* _Given instruction_
Copy out each line of the data that holds the word "Revenue".

Figure record extracts:
-- -- --

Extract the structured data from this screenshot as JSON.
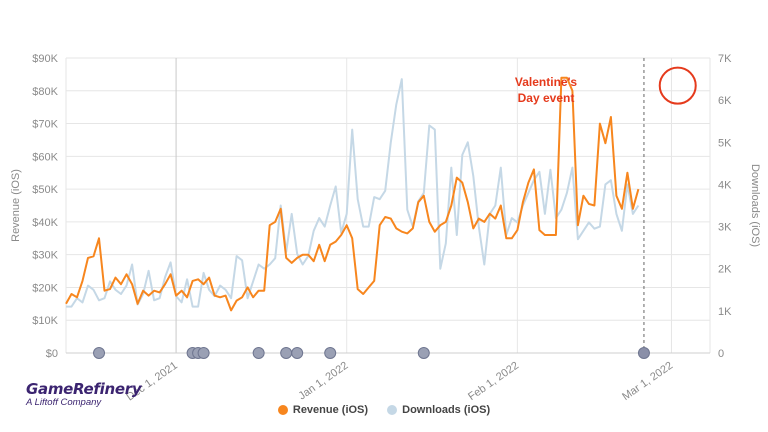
{
  "chart_data": {
    "type": "line",
    "x_labels": [
      "Dec 1, 2021",
      "Jan 1, 2022",
      "Feb 1, 2022",
      "Mar 1, 2022"
    ],
    "y_left": {
      "label": "Revenue (iOS)",
      "ylim": [
        0,
        90000
      ],
      "ticks": [
        "$0",
        "$10K",
        "$20K",
        "$30K",
        "$40K",
        "$50K",
        "$60K",
        "$70K",
        "$80K",
        "$90K"
      ]
    },
    "y_right": {
      "label": "Downloads (iOS)",
      "ylim": [
        0,
        7000
      ],
      "ticks": [
        "0",
        "1K",
        "2K",
        "3K",
        "4K",
        "5K",
        "6K",
        "7K"
      ]
    },
    "x_range_days": [
      -20,
      97
    ],
    "series": [
      {
        "name": "Revenue (iOS)",
        "color": "#f7861e",
        "axis": "left",
        "values": [
          15000,
          18000,
          17000,
          22000,
          29000,
          29500,
          35000,
          19000,
          19500,
          23000,
          21000,
          24000,
          21000,
          15000,
          19000,
          17500,
          19000,
          18500,
          21000,
          24000,
          17500,
          19000,
          17000,
          22000,
          22500,
          21000,
          23000,
          17500,
          17000,
          17500,
          13000,
          16000,
          17000,
          20000,
          17000,
          19000,
          19000,
          39000,
          40000,
          44000,
          29000,
          27500,
          29000,
          30000,
          30000,
          28000,
          33000,
          28000,
          33000,
          34000,
          36000,
          39000,
          35000,
          19500,
          18000,
          20000,
          22000,
          39000,
          41500,
          41000,
          38000,
          37000,
          36500,
          38000,
          46000,
          48000,
          40000,
          37000,
          39000,
          40000,
          45000,
          53500,
          52000,
          46000,
          38000,
          41000,
          40000,
          42500,
          41000,
          45000,
          35000,
          35000,
          37500,
          46000,
          52000,
          56000,
          37500,
          36000,
          36000,
          36000,
          84000,
          84000,
          80000,
          39000,
          48000,
          45500,
          45000,
          70000,
          64000,
          72000,
          48000,
          44000,
          55000,
          44000,
          50000
        ],
        "x_start": -20,
        "x_step": 1
      },
      {
        "name": "Downloads (iOS)",
        "color": "#c5d8e6",
        "axis": "right",
        "values": [
          1100,
          1100,
          1300,
          1200,
          1600,
          1500,
          1250,
          1300,
          1700,
          1500,
          1400,
          1600,
          2100,
          1150,
          1400,
          1950,
          1250,
          1300,
          1800,
          2150,
          1350,
          1200,
          1750,
          1100,
          1100,
          1900,
          1500,
          1350,
          1600,
          1500,
          1300,
          2300,
          2200,
          1300,
          1700,
          2100,
          2000,
          2100,
          2250,
          3500,
          2400,
          3300,
          2350,
          2100,
          2300,
          2900,
          3200,
          3000,
          3500,
          3950,
          2850,
          3300,
          5300,
          3650,
          3000,
          3000,
          3700,
          3650,
          3850,
          5000,
          5900,
          6500,
          3400,
          3000,
          3600,
          3800,
          5400,
          5300,
          2000,
          2600,
          4400,
          2800,
          4700,
          5000,
          4200,
          3000,
          2100,
          3300,
          3500,
          4400,
          2800,
          3200,
          3100,
          3500,
          3800,
          4100,
          4300,
          3300,
          4350,
          3200,
          3400,
          3800,
          4400,
          2700,
          2900,
          3100,
          2950,
          3000,
          4000,
          4100,
          3300,
          2900,
          4000,
          3300,
          3500
        ],
        "x_start": -20,
        "x_step": 1
      }
    ],
    "annotation": {
      "text": [
        "Valentine's",
        "Day event"
      ],
      "x_day": 91.5,
      "y_value": 84000,
      "color": "#e53a1c"
    },
    "event_line_day": 85,
    "markers": [
      {
        "day": -14,
        "color": "#9aa0b4"
      },
      {
        "day": 3,
        "color": "#9aa0b4"
      },
      {
        "day": 4,
        "color": "#9aa0b4"
      },
      {
        "day": 5,
        "color": "#9aa0b4"
      },
      {
        "day": 15,
        "color": "#9aa0b4"
      },
      {
        "day": 20,
        "color": "#9aa0b4"
      },
      {
        "day": 22,
        "color": "#9aa0b4"
      },
      {
        "day": 28,
        "color": "#9aa0b4"
      },
      {
        "day": 45,
        "color": "#9aa0b4"
      },
      {
        "day": 85,
        "color": "#8a8fa8"
      }
    ],
    "legend": [
      {
        "label": "Revenue (iOS)",
        "color": "#f7861e"
      },
      {
        "label": "Downloads (iOS)",
        "color": "#c5d8e6"
      }
    ],
    "legend_position": "bottom"
  },
  "logo": {
    "name": "GameRefinery",
    "subtitle": "A Liftoff Company"
  }
}
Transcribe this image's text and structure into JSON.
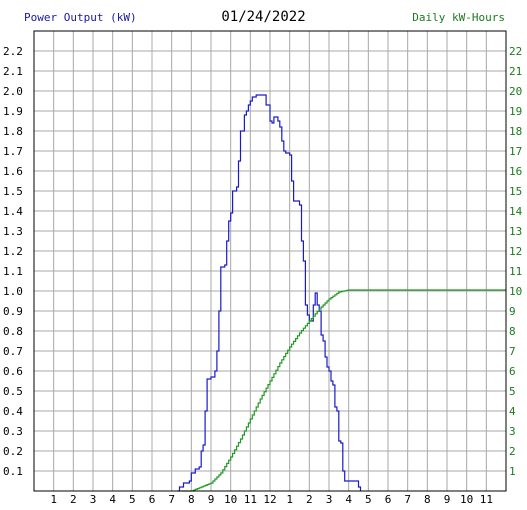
{
  "chart_data": {
    "type": "line",
    "title": "01/24/2022",
    "left_axis_label": "Power Output (kW)",
    "right_axis_label": "Daily kW-Hours",
    "x_ticks": [
      "1",
      "2",
      "3",
      "4",
      "5",
      "6",
      "7",
      "8",
      "9",
      "10",
      "11",
      "12",
      "1",
      "2",
      "3",
      "4",
      "5",
      "6",
      "7",
      "8",
      "9",
      "10",
      "11"
    ],
    "y_left_ticks": [
      "0.1",
      "0.2",
      "0.3",
      "0.4",
      "0.5",
      "0.6",
      "0.7",
      "0.8",
      "0.9",
      "1.0",
      "1.1",
      "1.2",
      "1.3",
      "1.4",
      "1.5",
      "1.6",
      "1.7",
      "1.8",
      "1.9",
      "2.0",
      "2.1",
      "2.2"
    ],
    "y_right_ticks": [
      "1",
      "2",
      "3",
      "4",
      "5",
      "6",
      "7",
      "8",
      "9",
      "10",
      "11",
      "12",
      "13",
      "14",
      "15",
      "16",
      "17",
      "18",
      "19",
      "20",
      "21",
      "22"
    ],
    "x_range_hours": [
      0,
      24
    ],
    "y_left_range": [
      0,
      2.3
    ],
    "y_right_range": [
      0,
      23
    ],
    "grid": true,
    "colors": {
      "power": "#1a1acc",
      "energy": "#229922",
      "grid": "#a8a8a8",
      "left_label": "#1a1a9c",
      "right_label": "#1b7a1b"
    },
    "series": [
      {
        "axis": "left",
        "color": "#1a1acc",
        "points": [
          [
            7.3,
            0
          ],
          [
            7.4,
            0.02
          ],
          [
            7.6,
            0.04
          ],
          [
            7.9,
            0.05
          ],
          [
            8.0,
            0.09
          ],
          [
            8.2,
            0.11
          ],
          [
            8.4,
            0.12
          ],
          [
            8.5,
            0.2
          ],
          [
            8.6,
            0.23
          ],
          [
            8.7,
            0.4
          ],
          [
            8.8,
            0.56
          ],
          [
            9.0,
            0.57
          ],
          [
            9.2,
            0.6
          ],
          [
            9.3,
            0.7
          ],
          [
            9.4,
            0.9
          ],
          [
            9.5,
            1.12
          ],
          [
            9.7,
            1.13
          ],
          [
            9.8,
            1.25
          ],
          [
            9.9,
            1.35
          ],
          [
            10.0,
            1.39
          ],
          [
            10.1,
            1.5
          ],
          [
            10.3,
            1.52
          ],
          [
            10.4,
            1.65
          ],
          [
            10.5,
            1.8
          ],
          [
            10.6,
            1.8
          ],
          [
            10.7,
            1.88
          ],
          [
            10.8,
            1.9
          ],
          [
            10.9,
            1.93
          ],
          [
            11.0,
            1.95
          ],
          [
            11.1,
            1.97
          ],
          [
            11.3,
            1.98
          ],
          [
            11.5,
            1.98
          ],
          [
            11.7,
            1.98
          ],
          [
            11.8,
            1.93
          ],
          [
            12.0,
            1.85
          ],
          [
            12.1,
            1.84
          ],
          [
            12.2,
            1.87
          ],
          [
            12.3,
            1.87
          ],
          [
            12.4,
            1.85
          ],
          [
            12.5,
            1.82
          ],
          [
            12.6,
            1.75
          ],
          [
            12.7,
            1.7
          ],
          [
            12.8,
            1.69
          ],
          [
            13.0,
            1.68
          ],
          [
            13.1,
            1.55
          ],
          [
            13.2,
            1.45
          ],
          [
            13.3,
            1.45
          ],
          [
            13.5,
            1.43
          ],
          [
            13.6,
            1.25
          ],
          [
            13.7,
            1.15
          ],
          [
            13.8,
            0.93
          ],
          [
            13.9,
            0.88
          ],
          [
            14.0,
            0.85
          ],
          [
            14.1,
            0.85
          ],
          [
            14.2,
            0.93
          ],
          [
            14.3,
            0.99
          ],
          [
            14.4,
            0.93
          ],
          [
            14.5,
            0.9
          ],
          [
            14.6,
            0.78
          ],
          [
            14.7,
            0.75
          ],
          [
            14.8,
            0.67
          ],
          [
            14.9,
            0.62
          ],
          [
            15.0,
            0.6
          ],
          [
            15.1,
            0.55
          ],
          [
            15.2,
            0.53
          ],
          [
            15.3,
            0.42
          ],
          [
            15.4,
            0.4
          ],
          [
            15.5,
            0.25
          ],
          [
            15.6,
            0.24
          ],
          [
            15.7,
            0.1
          ],
          [
            15.8,
            0.05
          ],
          [
            16.0,
            0.05
          ],
          [
            16.2,
            0.05
          ],
          [
            16.4,
            0.05
          ],
          [
            16.5,
            0.02
          ],
          [
            16.6,
            0
          ]
        ]
      },
      {
        "axis": "right",
        "color": "#229922",
        "points": [
          [
            7.5,
            0
          ],
          [
            8.0,
            0
          ],
          [
            8.5,
            0.2
          ],
          [
            9.0,
            0.4
          ],
          [
            9.5,
            0.9
          ],
          [
            10.0,
            1.7
          ],
          [
            10.5,
            2.6
          ],
          [
            11.0,
            3.6
          ],
          [
            11.5,
            4.6
          ],
          [
            12.0,
            5.5
          ],
          [
            12.5,
            6.4
          ],
          [
            13.0,
            7.2
          ],
          [
            13.5,
            7.9
          ],
          [
            14.0,
            8.5
          ],
          [
            14.5,
            9.1
          ],
          [
            15.0,
            9.6
          ],
          [
            15.5,
            9.95
          ],
          [
            16.0,
            10.05
          ],
          [
            16.5,
            10.05
          ],
          [
            24.0,
            10.05
          ]
        ]
      }
    ]
  }
}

-- -- --

* _Response to the task_
      "label": "Revenue (iOS)",
        "name": "Revenue (iOS)",
        "label": "Revenue (iOS)",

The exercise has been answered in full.